Repeat the whole of the data, keeping every detail the same.

>>>>

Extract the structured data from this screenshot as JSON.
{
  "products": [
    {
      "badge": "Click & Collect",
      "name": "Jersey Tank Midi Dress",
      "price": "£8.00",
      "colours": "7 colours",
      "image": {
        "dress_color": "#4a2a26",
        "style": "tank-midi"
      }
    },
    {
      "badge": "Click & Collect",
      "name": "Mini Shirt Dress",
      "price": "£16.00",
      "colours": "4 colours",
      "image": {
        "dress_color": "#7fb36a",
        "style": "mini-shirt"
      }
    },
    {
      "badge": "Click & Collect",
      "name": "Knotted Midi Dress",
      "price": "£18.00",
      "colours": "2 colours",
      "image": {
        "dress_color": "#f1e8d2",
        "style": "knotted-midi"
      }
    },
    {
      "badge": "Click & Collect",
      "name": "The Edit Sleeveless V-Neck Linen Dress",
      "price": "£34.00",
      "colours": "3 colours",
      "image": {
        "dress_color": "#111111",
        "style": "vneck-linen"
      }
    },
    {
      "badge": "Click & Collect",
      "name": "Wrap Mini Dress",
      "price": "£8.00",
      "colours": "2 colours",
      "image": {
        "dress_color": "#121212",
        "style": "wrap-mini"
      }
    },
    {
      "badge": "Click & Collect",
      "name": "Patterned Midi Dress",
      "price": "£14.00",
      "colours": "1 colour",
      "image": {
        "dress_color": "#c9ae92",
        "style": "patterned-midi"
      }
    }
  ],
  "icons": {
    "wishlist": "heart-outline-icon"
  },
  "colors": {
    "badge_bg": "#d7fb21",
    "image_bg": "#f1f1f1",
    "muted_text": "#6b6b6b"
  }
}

<<<<

## FULL ANSWER
Extract the structured data from this screenshot as JSON.
{
  "products": [
    {
      "badge": "Click & Collect",
      "name": "Jersey Tank Midi Dress",
      "price": "£8.00",
      "colours": "7 colours",
      "image": {
        "dress_color": "#4a2a26",
        "style": "tank-midi"
      }
    },
    {
      "badge": "Click & Collect",
      "name": "Mini Shirt Dress",
      "price": "£16.00",
      "colours": "4 colours",
      "image": {
        "dress_color": "#7fb36a",
        "style": "mini-shirt"
      }
    },
    {
      "badge": "Click & Collect",
      "name": "Knotted Midi Dress",
      "price": "£18.00",
      "colours": "2 colours",
      "image": {
        "dress_color": "#f1e8d2",
        "style": "knotted-midi"
      }
    },
    {
      "badge": "Click & Collect",
      "name": "The Edit Sleeveless V-Neck Linen Dress",
      "price": "£34.00",
      "colours": "3 colours",
      "image": {
        "dress_color": "#111111",
        "style": "vneck-linen"
      }
    },
    {
      "badge": "Click & Collect",
      "name": "Wrap Mini Dress",
      "price": "£8.00",
      "colours": "2 colours",
      "image": {
        "dress_color": "#121212",
        "style": "wrap-mini"
      }
    },
    {
      "badge": "Click & Collect",
      "name": "Patterned Midi Dress",
      "price": "£14.00",
      "colours": "1 colour",
      "image": {
        "dress_color": "#c9ae92",
        "style": "patterned-midi"
      }
    }
  ],
  "icons": {
    "wishlist": "heart-outline-icon"
  },
  "colors": {
    "badge_bg": "#d7fb21",
    "image_bg": "#f1f1f1",
    "muted_text": "#6b6b6b"
  }
}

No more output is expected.